→ **Objective**
Below are the records; copy each line in them that holds the word "state".

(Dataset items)
----------------
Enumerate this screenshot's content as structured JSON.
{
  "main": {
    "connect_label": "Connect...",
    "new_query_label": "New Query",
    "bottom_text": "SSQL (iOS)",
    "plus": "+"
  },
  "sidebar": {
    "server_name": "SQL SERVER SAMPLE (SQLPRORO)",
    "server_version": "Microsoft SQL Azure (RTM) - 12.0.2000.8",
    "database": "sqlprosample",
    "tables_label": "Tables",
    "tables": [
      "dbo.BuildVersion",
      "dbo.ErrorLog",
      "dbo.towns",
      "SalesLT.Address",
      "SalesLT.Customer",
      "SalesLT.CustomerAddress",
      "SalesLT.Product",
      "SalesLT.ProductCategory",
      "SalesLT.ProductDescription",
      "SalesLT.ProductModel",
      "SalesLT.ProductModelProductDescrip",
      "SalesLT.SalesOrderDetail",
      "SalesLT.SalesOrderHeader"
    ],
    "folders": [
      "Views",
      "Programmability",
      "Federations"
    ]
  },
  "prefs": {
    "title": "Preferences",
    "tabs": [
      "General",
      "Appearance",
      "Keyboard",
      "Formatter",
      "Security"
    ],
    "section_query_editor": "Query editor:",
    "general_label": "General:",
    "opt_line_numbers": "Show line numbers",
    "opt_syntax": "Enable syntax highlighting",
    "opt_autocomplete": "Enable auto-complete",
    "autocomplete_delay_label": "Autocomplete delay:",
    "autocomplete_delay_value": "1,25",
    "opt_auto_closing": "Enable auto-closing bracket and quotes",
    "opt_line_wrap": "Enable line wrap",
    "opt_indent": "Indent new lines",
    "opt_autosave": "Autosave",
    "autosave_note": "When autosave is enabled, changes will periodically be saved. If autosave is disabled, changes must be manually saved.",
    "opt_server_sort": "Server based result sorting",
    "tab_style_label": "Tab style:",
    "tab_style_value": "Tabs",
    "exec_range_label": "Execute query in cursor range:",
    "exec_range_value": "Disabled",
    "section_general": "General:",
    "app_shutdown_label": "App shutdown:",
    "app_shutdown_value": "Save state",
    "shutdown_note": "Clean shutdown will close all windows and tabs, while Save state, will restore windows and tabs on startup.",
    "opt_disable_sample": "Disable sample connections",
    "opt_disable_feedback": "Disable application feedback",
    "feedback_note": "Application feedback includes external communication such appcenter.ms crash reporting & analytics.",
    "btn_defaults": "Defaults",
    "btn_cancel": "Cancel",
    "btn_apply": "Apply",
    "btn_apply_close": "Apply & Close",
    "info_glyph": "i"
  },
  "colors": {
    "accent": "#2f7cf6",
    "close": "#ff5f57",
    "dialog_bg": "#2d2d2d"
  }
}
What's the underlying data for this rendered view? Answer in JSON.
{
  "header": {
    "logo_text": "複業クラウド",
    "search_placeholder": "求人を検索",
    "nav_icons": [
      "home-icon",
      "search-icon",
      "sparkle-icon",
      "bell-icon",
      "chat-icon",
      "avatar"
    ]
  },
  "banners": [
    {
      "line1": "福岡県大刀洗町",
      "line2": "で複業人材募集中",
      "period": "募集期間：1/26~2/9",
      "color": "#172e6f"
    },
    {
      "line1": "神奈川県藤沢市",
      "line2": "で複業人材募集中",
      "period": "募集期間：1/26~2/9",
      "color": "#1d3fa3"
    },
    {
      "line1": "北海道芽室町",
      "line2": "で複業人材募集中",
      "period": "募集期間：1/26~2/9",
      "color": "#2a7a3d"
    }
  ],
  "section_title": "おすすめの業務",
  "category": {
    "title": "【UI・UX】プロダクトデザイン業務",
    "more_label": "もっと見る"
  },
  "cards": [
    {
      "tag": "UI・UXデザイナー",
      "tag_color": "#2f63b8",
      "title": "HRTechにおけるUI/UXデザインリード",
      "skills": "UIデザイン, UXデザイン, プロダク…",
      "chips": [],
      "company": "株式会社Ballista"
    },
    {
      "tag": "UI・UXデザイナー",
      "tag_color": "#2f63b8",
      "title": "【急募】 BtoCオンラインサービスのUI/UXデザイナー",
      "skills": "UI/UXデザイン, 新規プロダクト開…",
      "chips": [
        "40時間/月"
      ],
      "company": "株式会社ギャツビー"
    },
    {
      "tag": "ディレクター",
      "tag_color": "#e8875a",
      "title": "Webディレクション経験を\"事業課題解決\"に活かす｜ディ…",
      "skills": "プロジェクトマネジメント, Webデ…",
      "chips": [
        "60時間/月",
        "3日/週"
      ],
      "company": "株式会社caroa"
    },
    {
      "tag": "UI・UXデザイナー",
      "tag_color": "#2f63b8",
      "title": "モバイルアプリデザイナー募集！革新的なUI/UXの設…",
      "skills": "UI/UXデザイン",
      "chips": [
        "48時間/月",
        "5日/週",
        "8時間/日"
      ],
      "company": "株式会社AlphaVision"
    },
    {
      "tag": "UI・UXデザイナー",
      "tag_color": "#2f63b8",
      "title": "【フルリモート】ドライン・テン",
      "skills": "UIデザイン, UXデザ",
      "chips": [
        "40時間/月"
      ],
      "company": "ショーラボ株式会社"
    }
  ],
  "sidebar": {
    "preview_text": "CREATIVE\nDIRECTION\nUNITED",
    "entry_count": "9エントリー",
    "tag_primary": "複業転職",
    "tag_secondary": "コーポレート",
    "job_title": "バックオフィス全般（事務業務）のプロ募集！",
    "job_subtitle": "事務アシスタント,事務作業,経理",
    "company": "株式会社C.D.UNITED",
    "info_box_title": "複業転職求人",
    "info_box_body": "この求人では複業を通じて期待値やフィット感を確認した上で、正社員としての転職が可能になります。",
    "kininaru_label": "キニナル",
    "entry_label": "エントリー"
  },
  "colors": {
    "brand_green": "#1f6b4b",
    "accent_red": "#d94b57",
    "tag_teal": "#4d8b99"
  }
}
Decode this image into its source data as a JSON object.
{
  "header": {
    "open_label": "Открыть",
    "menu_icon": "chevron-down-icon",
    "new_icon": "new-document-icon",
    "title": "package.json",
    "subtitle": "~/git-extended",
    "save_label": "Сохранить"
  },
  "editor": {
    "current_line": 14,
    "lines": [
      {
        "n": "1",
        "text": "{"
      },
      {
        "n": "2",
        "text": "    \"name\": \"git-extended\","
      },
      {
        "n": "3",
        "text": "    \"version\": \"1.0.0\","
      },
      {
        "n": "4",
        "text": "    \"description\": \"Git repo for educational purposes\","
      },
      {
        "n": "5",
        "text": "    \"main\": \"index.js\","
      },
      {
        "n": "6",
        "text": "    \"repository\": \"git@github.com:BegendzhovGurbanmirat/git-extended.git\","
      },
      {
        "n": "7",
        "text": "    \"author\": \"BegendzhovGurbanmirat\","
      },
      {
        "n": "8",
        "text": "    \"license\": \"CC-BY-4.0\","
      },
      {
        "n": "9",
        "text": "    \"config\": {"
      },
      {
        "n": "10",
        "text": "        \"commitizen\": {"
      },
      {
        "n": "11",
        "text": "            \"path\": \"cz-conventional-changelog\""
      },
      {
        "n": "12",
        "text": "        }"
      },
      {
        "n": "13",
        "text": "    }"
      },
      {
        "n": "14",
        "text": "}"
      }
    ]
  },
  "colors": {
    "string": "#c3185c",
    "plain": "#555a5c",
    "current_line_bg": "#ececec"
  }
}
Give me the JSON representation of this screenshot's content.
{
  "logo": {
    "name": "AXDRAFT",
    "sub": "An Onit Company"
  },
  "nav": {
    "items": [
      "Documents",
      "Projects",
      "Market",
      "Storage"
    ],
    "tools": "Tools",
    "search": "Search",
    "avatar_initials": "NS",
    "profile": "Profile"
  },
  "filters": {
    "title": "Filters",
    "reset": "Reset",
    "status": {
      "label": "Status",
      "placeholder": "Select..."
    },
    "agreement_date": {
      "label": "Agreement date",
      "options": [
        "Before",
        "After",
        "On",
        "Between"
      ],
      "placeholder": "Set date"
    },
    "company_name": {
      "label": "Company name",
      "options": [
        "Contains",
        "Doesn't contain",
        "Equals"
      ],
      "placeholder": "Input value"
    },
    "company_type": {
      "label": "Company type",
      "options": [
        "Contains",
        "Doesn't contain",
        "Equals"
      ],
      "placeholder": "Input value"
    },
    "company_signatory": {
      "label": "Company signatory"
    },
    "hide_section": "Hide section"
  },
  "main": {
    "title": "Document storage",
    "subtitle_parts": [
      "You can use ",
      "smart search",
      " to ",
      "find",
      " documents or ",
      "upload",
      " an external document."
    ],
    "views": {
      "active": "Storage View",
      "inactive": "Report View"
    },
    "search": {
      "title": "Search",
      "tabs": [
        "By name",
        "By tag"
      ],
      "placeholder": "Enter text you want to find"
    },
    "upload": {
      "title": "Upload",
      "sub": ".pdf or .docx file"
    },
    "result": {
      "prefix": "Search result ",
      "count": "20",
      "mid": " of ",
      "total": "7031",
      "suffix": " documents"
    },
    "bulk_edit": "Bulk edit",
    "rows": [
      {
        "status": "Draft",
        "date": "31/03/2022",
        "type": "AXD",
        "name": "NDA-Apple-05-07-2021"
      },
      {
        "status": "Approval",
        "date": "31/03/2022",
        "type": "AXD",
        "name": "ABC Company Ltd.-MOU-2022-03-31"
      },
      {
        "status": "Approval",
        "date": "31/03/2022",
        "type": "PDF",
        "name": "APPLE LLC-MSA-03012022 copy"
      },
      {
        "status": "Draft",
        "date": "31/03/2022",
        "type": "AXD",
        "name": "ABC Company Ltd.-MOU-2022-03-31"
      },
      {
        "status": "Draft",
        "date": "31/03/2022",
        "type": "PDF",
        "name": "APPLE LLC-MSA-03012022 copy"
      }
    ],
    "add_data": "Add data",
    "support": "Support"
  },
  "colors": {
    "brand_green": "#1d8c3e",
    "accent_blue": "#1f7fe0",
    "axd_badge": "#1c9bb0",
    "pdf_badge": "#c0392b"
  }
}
----------------
→ **Task answer**
    "app_shutdown_value": "Save state",
    "shutdown_note": "Clean shutdown will close all windows and tabs, while Save state, will restore windows and tabs on startup.",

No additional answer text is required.